→ Document excerpt:
-- Opening Marker --
MATERIALS AND METHODS
All methods and analyses are according to our preregistration (https://aspredicted.org/wr4d9.pdf) unless otherwise explicitly stated.
Participants
All participants were recruited from a previous study, referred to here as the “prestudy” (n = 52) that took place September 2019 to February 2020. A total of 40 individuals (77%) responded to our request to participate in the poststudy, of which we classified 9 (6 women) as having been infected with COVID-19 (C19+) with mild-to-moderate symptoms. Eight of these reported having tested positive for either ongoing infection (n = 4) and/or antibodies (n = 5), and 1 reported being diagnosed by a medical doctor without being tested (this happened before testing without hospital admittance was available in Sweden). We also recruited 12 control participants (5 women) classified as not having contracted COVID-19 (C19−) on the basis of the absence of symptoms during the pandemic as well as antibody tests negative for COVID-19 (n = 10). One individual in the negative for COVID-19 (C19−) group tested positive for ongoing infection a few weeks after the poststudy. Once recovered, she participated in the poststudy once more; this time as a C19+ participant, thereby contributing to both the C19− and C19+ groups. The C19+ participants were, on average, 38 (SD, 8) years of age (range 30–51 years), and the C19− participants were, on average, 33 (SD, 7) years of age (range, 26–49 years) at the prestudy. The poststudy took place between 3 weeks and 12 months after infection for the C19+ group (mean, 7 [SD, 4] months). In the prestudy, all participants reported having normal or corrected-to-normal vision, hearing, and olfactory function.
-- Closing Marker --
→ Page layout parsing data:
-- Opening Marker --
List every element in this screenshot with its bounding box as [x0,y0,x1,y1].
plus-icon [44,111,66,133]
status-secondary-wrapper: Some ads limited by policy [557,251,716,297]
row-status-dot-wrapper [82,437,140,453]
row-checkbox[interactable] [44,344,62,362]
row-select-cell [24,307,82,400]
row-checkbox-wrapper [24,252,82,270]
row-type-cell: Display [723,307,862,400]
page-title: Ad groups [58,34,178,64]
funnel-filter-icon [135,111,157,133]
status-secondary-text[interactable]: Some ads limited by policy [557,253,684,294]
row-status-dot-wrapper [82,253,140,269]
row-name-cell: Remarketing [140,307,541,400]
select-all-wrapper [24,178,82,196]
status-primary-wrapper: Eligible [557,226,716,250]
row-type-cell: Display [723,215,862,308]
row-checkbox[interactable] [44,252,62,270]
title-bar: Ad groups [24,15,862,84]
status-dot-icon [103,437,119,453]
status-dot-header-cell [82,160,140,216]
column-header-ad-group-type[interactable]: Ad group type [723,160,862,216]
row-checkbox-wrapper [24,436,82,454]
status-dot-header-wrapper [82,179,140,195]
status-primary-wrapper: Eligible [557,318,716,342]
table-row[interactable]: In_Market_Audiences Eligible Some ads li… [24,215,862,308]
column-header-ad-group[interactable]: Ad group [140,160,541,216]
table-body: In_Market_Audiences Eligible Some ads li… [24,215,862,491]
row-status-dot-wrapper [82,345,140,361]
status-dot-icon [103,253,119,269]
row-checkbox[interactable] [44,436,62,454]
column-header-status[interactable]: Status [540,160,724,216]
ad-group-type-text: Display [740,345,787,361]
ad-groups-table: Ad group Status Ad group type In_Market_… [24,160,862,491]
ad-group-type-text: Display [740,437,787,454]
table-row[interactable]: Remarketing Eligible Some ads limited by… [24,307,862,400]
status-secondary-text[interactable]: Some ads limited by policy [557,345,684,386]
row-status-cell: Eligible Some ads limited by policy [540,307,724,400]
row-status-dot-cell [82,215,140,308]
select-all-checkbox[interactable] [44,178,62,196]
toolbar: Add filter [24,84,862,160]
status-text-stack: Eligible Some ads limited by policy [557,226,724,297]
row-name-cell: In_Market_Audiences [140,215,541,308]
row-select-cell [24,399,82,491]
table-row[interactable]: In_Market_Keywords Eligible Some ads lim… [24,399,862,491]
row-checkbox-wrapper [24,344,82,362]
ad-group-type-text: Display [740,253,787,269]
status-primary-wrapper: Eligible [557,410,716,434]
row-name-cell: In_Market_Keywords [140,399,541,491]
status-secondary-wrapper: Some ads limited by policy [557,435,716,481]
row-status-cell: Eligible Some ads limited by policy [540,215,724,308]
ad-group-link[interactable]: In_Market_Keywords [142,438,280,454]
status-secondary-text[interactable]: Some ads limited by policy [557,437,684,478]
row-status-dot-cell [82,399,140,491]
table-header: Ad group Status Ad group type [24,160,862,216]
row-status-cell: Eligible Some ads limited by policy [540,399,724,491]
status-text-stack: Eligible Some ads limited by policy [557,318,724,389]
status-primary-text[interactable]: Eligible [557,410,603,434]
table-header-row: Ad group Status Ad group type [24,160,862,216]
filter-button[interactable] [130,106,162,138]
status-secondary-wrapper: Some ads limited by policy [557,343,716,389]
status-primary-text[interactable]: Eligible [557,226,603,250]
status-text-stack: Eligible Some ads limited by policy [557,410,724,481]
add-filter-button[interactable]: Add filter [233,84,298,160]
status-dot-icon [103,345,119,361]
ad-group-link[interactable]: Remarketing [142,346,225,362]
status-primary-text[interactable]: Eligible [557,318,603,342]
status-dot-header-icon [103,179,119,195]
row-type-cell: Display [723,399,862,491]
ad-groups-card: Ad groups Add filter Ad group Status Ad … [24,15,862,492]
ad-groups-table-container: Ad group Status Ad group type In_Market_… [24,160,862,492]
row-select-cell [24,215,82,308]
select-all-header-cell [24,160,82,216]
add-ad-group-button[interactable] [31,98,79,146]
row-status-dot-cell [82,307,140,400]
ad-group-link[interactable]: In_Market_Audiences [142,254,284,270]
-- Closing Marker --
→ Exercise goal:
Copy the passage from the methods section, beginning at the words that contain "MATERIALS AND METHODS" and stopping after "otherwise explicitly stated.".

→ Answer box:
MATERIALS AND METHODS
All methods and analyses are according to our preregistration (https://aspredicted.org/wr4d9.pdf) unless otherwise explicitly stated.